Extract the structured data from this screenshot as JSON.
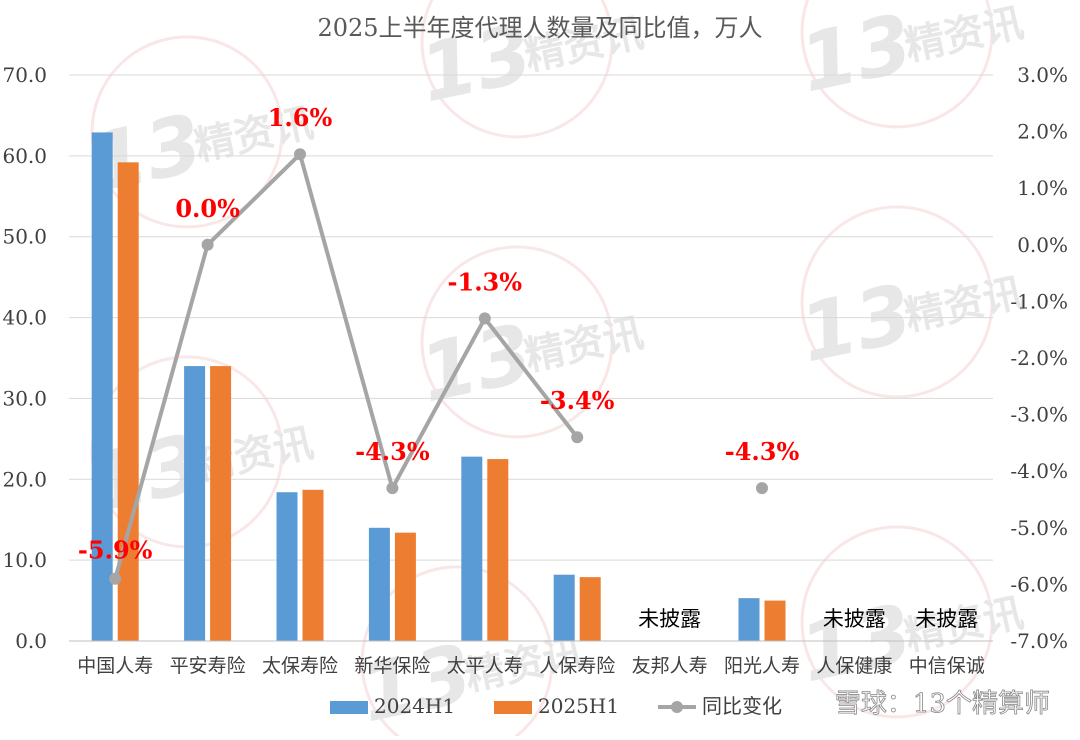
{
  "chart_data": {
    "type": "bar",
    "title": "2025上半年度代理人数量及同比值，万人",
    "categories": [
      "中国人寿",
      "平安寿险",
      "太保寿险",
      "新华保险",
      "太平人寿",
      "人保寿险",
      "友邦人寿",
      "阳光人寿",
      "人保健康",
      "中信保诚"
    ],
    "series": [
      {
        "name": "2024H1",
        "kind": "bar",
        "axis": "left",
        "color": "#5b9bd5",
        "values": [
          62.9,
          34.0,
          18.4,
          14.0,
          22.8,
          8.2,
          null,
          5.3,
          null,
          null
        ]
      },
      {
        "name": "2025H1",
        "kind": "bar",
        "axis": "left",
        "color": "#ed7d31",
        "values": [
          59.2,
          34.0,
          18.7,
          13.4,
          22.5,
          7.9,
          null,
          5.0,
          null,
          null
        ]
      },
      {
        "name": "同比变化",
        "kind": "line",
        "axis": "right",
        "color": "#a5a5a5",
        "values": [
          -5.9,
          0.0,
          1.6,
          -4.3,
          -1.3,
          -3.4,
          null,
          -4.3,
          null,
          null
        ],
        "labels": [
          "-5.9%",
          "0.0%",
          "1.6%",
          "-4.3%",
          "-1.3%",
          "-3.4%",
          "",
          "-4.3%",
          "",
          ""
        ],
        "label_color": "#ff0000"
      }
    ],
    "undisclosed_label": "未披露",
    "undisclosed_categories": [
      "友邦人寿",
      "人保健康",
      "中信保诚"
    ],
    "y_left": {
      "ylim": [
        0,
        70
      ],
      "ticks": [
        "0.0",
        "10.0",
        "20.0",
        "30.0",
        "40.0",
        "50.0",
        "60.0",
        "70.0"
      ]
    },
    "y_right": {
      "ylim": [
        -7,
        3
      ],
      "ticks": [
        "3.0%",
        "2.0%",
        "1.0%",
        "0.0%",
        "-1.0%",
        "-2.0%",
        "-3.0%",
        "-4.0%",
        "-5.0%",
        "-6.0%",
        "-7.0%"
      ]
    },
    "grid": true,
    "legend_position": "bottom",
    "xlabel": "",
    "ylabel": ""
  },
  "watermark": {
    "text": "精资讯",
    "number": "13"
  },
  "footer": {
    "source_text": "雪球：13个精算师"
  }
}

Task instructions:
Copy the entries above faithfully and omit every image.

Answer for the task:
Extract the structured data from this screenshot as JSON.
{
  "chart_data": {
    "type": "bar",
    "title": "2025上半年度代理人数量及同比值，万人",
    "categories": [
      "中国人寿",
      "平安寿险",
      "太保寿险",
      "新华保险",
      "太平人寿",
      "人保寿险",
      "友邦人寿",
      "阳光人寿",
      "人保健康",
      "中信保诚"
    ],
    "series": [
      {
        "name": "2024H1",
        "kind": "bar",
        "axis": "left",
        "color": "#5b9bd5",
        "values": [
          62.9,
          34.0,
          18.4,
          14.0,
          22.8,
          8.2,
          null,
          5.3,
          null,
          null
        ]
      },
      {
        "name": "2025H1",
        "kind": "bar",
        "axis": "left",
        "color": "#ed7d31",
        "values": [
          59.2,
          34.0,
          18.7,
          13.4,
          22.5,
          7.9,
          null,
          5.0,
          null,
          null
        ]
      },
      {
        "name": "同比变化",
        "kind": "line",
        "axis": "right",
        "color": "#a5a5a5",
        "values": [
          -5.9,
          0.0,
          1.6,
          -4.3,
          -1.3,
          -3.4,
          null,
          -4.3,
          null,
          null
        ],
        "labels": [
          "-5.9%",
          "0.0%",
          "1.6%",
          "-4.3%",
          "-1.3%",
          "-3.4%",
          "",
          "-4.3%",
          "",
          ""
        ],
        "label_color": "#ff0000"
      }
    ],
    "undisclosed_label": "未披露",
    "undisclosed_categories": [
      "友邦人寿",
      "人保健康",
      "中信保诚"
    ],
    "y_left": {
      "ylim": [
        0,
        70
      ],
      "ticks": [
        "0.0",
        "10.0",
        "20.0",
        "30.0",
        "40.0",
        "50.0",
        "60.0",
        "70.0"
      ]
    },
    "y_right": {
      "ylim": [
        -7,
        3
      ],
      "ticks": [
        "3.0%",
        "2.0%",
        "1.0%",
        "0.0%",
        "-1.0%",
        "-2.0%",
        "-3.0%",
        "-4.0%",
        "-5.0%",
        "-6.0%",
        "-7.0%"
      ]
    },
    "grid": true,
    "legend_position": "bottom",
    "xlabel": "",
    "ylabel": ""
  },
  "watermark": {
    "text": "精资讯",
    "number": "13"
  },
  "footer": {
    "source_text": "雪球：13个精算师"
  }
}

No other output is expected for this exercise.